* 元の文書
━━━━━━━━

2016年8月25日木曜日

【きっかけは厚労省緊急育成支援事業】内装工事会社に就職した押切雅仁さんの一日

 未就業者に建設現場で働くのに必要な技能の習得や資格取得の機会を提供し、建設業への就職に結び付ける厚生労働省の「建設労働者緊急育成支援事業」。15年度に建設業振興基金が受託して始まったこの事業に参加した多くの若者が業界で働き始めている。そうした若者の一人を東京都内のマンション工事現場で取材した。

 ◇研修通じ仕事の「イロハ」学ぶ◇

 内装施工の東京志村(千葉県習志野市、伊東弘樹代表取締役)に所属する押切雅仁さん(22)。ボード、軽鉄、床、クロス…。内装施工の基本を学ぶことができる仕上げ系技能者(内装)の研修を3月、2週間にわたって千葉・幕張で受けた。懇切丁寧に教えてくれる講師の手ほどきを受けながら、短い期間の中で内装工事の「イロハ」を学ぶことができ、「施工の基本的な流れをつかめたことは、実際の現場作業にも生かせる貴重な経験になった」と話す。

 建設工事の現場は、夏は暑く、冬は寒い。きつい、汚い、危険という「3K」の代名詞のようにもいわれる。柄が悪いというイメージを持っている人も少なくないが、押切さんは以前から「仮囲いの中で何が行われているのだろう」と興味を抱いていたという。「自分が住んでいる家を含め、建設の仕事がなければ、誰もが生活を営むことができない」。そう考える押切さんにとって建設業は、「カッコイイ」と思える憧れの職業だった。

 研修では、各職種に見合った技能を学ぶことができ、玉掛け、フォークリフト、研削砥石など現場作業に必要な資格も取得できる。すべて無料だ。建設会社への就職支援もセットで行われる。

 内装工事に関する知識はゼロだった押切さんも最初は不安だった。それでも「基本を一つ一つ教わることができた。資料や実際に現場で用いる資機材も用意され、とても分かりやすかった」。そうした中で実際に現場で働く心構えを醸成することもできたと振り返る。

 この春に就職した東京志村は、ゼネコンの下請として、年間を通じて数多くの現場で内装施工を手掛けている。押切さんも既に、ホテル、スーパーマーケット、病院、マンションと短い期間ながら多くの現場で経験を積み重ねてきた。

━━━━━━━━

* 取り組む問題
• a. 記事の「内装工事に関する知識はゼロだ」から「現場で経験を積み重ねてきた。」まで（この語句も含む）を、一字も変えずに書き写してください。
• b. 記事について、次の問いに答えてください。
(i) 「建設労働者緊急育成支援事業」を15年度に受託したのはどこですか。
(ii) 押切さんが受けた内装の研修は、何週間でしたか。
(iii) その研修が行われた場所はどこですか。
このあとのデータは、記事とは別の出典のものです。

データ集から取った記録
━━━━━━━━

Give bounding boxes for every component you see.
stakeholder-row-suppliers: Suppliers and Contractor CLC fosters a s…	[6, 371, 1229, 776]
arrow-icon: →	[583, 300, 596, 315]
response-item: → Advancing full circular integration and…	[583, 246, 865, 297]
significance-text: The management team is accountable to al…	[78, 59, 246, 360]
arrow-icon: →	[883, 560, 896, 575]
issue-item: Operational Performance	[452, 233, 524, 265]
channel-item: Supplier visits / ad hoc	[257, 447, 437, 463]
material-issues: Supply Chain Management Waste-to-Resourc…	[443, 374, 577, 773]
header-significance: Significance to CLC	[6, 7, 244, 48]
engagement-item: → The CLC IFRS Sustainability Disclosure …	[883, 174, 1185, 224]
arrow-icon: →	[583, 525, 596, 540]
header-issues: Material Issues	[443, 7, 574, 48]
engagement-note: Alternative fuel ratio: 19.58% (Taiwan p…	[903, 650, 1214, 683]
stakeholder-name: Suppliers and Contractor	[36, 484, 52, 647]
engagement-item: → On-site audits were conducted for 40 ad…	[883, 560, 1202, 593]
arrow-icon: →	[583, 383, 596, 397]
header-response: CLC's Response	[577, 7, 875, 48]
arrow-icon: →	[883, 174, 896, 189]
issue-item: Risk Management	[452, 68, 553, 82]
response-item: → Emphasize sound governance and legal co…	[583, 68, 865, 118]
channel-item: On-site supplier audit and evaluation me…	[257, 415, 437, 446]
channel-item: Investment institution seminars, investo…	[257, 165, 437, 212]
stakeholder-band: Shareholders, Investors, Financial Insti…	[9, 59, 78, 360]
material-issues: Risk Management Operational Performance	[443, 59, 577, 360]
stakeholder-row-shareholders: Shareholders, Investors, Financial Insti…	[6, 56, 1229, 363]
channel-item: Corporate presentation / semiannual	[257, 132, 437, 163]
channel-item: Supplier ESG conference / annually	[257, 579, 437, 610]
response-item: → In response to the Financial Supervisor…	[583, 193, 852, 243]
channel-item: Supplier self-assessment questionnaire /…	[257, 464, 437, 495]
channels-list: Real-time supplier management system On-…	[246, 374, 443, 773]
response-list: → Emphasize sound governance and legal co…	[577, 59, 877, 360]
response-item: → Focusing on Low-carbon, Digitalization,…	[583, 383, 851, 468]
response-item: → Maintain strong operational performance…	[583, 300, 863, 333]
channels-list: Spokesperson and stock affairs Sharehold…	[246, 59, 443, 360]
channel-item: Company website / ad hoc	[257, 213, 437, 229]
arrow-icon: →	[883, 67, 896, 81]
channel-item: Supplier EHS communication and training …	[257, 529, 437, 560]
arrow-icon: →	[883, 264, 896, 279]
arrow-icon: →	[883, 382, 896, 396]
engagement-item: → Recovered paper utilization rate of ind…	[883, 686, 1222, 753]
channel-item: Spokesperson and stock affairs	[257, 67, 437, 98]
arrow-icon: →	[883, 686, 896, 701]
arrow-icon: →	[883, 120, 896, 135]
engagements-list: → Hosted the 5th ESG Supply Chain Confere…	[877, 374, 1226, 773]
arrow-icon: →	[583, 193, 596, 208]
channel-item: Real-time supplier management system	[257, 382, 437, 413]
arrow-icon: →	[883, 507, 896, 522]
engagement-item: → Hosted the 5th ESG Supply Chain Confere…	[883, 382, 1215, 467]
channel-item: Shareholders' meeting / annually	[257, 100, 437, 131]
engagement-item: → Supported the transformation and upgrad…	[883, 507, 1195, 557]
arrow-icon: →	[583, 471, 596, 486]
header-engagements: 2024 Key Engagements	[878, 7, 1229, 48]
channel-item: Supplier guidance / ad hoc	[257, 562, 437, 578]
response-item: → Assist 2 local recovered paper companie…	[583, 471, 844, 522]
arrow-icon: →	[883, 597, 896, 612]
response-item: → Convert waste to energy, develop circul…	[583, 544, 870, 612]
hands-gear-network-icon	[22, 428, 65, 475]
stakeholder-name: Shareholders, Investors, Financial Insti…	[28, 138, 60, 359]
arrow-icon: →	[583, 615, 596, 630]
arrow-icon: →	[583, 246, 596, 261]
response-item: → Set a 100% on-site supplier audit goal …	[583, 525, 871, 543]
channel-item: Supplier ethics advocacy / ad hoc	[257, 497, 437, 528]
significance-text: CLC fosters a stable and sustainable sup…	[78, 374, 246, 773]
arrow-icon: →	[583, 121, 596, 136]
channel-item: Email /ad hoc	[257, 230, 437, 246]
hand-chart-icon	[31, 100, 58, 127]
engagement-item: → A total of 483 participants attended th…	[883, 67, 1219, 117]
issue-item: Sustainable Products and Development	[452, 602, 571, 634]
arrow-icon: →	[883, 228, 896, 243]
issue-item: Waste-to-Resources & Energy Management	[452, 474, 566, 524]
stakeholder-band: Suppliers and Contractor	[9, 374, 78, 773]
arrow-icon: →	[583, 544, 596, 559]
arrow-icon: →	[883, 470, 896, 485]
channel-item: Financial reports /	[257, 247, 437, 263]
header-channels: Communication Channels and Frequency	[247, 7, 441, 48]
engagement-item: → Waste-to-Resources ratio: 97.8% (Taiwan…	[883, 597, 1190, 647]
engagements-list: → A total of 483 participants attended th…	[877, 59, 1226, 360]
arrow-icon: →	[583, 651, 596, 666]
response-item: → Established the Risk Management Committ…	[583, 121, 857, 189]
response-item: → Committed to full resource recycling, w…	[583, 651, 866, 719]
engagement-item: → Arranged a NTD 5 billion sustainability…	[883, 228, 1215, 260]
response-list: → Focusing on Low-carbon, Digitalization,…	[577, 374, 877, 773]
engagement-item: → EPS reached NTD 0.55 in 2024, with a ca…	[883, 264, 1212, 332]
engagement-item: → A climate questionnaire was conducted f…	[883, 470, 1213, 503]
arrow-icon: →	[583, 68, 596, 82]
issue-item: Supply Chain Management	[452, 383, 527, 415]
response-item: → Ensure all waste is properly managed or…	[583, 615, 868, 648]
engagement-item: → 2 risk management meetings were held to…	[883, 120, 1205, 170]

━━━━━━━━

* 演習の結果
• a.
内装工事に関する知識はゼロだった押切さんも最初は不安だった。それでも「基本を一つ一つ教わることができた。資料や実際に現場で用いる資機材も用意され、とても分かりやすかった」。そうした中で実際に現場で働く心構えを醸成することもできたと振り返る。

 この春に就職した東京志村は、ゼネコンの下請として、年間を通じて数多くの現場で内装施工を手掛けている。押切さんも既に、ホテル、スーパーマーケット、病院、マンションと短い期間ながら多くの現場で経験を積み重ねてきた。

• b.
(i) 建設業振興基金
(ii) 2週間
(iii) 千葉・幕張